**What you need to do**
1 > From the welding residual stress article, list the methods it names for measuring internal residual stress.
2 > Continue the welding residual stress article from the point where it stops.

**Given text**
*** Begin section ***
Volume 2017 | Article ID 7474020 | https://doi.org/10.1155/2017/7474020

The Effect of Welding-Pass Grouping on the Prediction Accuracy of Residual Stress in Multipass Butt Welding

Jeongung Park,¹Gyubaek An,²and Sunghoon Kim³

Academic Editor: Bernard Bonello

Received01 Sept 2016

Revised24 Nov 2016

Accepted28 Dec 2016

Published30 Jan 2017

Abstract

The residual stress analysis of a thick welded structure requires a lot of time and computer memory, which are different from those in thin welded structure analysis. This study investigated the effect of residual stress due to welding-pass grouping as a way to reduce the analysis time in multipass thick butt welding joint. For this purpose, the parametric analysis which changes the number of grouping passes was conducted in the multipass butt weld of a structure with a thickness of 25 mm and 70 mm. In addition, the residual stress by thermal elastoplastic FE analysis is compared with the results by the neutron diffraction method for verifying the reliability of the FE analysis. The welding sequence is considered in order to predict the residual stress more accurately when using welding-pass grouping method. The results of the welding-pass grouping model and half model occurred between the results of the left/right of the full model. If the total number of welding-pass grouping is less than half of that of welding pass, a large difference with real residual stress is found. Therefore, the total number of the welding-pass grouping should not be reduced to more than half.

1. Introduction

The safety of the steel structure poses an issue as the thickness of a component is increased following the large size of a structure which is intended to maximize productivity and efficiency. With the increases of ships and plant structures operating under a low-temperature environment, the brittle fracture safety of the structure becomes an important issue. An et al. [1, 2] performed a large-scale brittle fracture test for various thicknesses in order to find out the factors affecting unstable fracture by applying high-heat input welding process and low-heat input welding process. In addition, they investigated the effect of residual stress on the unstable fracture by measuring residual stress distribution [3, 4] according to each welding process. They found out that crack propagation path, which was generated during unstable fracture, was largely affected by the residual stress according to welding process. The residual stress distribution towards thickness particularly affected the crack propagation path greatly. Therefore, the measurement and predication of the welding residual stress are highly important in order to evaluate structure safety. In order to evaluate the generation and propagation of a crack, it is important to measure not only surface residual stress but also internal residual stress. Surface residual stress can be measured by X-ray method [5], hole drilling method [6], and so forth while internal residual stress can be measured by neutrons [7, 8], deep-hole drilling [9, 10], inherent strain [3, 11], and contour method [12]. In this study, neutron method was used to measure internal residual stress in order to compare with the result of thermal elastoplastic FE analysis.
*** End section ***
**Data section**
*** Begin section ***
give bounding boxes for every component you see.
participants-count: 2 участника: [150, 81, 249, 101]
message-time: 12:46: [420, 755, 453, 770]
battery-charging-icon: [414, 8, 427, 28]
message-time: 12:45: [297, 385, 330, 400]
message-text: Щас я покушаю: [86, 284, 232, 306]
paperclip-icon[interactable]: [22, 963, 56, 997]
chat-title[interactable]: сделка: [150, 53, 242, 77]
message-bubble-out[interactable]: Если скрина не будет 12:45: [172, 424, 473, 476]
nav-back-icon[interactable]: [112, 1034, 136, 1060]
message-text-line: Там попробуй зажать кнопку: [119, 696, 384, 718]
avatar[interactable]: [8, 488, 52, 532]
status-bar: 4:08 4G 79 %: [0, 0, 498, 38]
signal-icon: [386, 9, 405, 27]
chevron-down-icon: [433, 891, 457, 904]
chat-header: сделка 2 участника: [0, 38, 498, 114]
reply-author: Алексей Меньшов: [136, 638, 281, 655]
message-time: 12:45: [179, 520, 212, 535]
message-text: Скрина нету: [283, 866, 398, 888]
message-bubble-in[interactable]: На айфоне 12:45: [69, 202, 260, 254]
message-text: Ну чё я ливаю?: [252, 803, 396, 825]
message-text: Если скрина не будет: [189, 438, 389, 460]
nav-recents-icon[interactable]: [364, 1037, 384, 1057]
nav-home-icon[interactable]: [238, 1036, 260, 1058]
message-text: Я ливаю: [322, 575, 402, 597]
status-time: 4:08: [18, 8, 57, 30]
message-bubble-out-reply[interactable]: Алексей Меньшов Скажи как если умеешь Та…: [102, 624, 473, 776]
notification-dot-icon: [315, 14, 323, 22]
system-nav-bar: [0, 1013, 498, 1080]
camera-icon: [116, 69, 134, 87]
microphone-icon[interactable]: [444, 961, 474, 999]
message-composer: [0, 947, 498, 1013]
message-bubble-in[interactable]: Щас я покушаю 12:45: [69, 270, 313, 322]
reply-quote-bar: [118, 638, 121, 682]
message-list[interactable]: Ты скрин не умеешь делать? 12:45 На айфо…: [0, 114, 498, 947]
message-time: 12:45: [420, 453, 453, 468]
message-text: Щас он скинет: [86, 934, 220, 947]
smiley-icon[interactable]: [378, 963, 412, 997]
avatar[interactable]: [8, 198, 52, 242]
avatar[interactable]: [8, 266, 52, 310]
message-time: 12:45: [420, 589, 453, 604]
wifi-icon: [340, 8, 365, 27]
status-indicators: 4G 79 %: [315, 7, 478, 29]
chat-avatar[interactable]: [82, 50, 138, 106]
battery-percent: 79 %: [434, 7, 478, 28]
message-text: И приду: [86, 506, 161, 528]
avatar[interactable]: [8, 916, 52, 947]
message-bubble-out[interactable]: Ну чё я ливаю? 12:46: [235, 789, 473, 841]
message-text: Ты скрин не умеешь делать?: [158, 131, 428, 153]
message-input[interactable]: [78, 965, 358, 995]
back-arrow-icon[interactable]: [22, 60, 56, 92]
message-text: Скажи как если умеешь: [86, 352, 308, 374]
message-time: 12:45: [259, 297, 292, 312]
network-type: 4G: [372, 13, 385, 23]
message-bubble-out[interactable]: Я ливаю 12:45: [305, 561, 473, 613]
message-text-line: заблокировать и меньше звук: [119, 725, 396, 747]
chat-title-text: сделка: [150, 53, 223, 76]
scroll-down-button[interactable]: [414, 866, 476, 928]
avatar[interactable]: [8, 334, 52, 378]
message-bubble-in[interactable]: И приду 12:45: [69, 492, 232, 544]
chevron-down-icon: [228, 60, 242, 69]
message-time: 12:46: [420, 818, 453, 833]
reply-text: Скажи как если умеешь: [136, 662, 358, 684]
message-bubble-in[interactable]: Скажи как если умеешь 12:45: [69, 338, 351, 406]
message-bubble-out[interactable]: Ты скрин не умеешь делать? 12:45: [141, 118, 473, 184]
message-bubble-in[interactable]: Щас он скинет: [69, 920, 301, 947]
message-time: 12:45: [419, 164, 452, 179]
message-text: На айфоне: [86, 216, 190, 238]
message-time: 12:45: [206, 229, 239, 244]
*** End section ***
**Answers provided**
1 >
- Neutrons
- Deep-hole drilling
- Inherent strain
- Contour method

2 >
There are broadly two methods to predict welding residual stress in a large steel structure: thermal elastoplastic analysis and inherent strain method. Thermal elastoplastic analysis [13, 14] is a method of performing heat distribution and thermal elastoplastic stress analysis to predict welding deformation and residual stress that occur along with the movement of the welding heat source. With this method, even for the case of a coupon-size specimen, a huge amount of time for modeling and analysis is consumed [15]. If the analysis subject is large, the analysis may not be possible due to the excessive time consumed and shortage of memory capacity of the computer. Recently, a study method to analyze welding residual stress has progressed by accelerated explicit method. Accelerated explicit method [16] and idealized explicit FEM [17] drastically reduced the memory usage so that large-scale models for residual stress and welding deformation can be analyzed. To reduce the analyzing time, the GPU parallel computing [17–19] was adopted and the welding distortions in large models of a construction structure and a suspension unit in automotive structures [19] were computed with a high efficiency. A welding residual stress prediction method by elasticity analysis was studied in order to resolve the issue of calculation time and the capacity of computer for thermal elastoplastic analysis. The representative method is the inherent strain method [3, 11]. This method predicts residual stress and deformation by using inherent strain, which is the source of residual stress and deformation. For that, the database of inherent strain distribution from thermal elastoplastic analysis or many experiment results are needed.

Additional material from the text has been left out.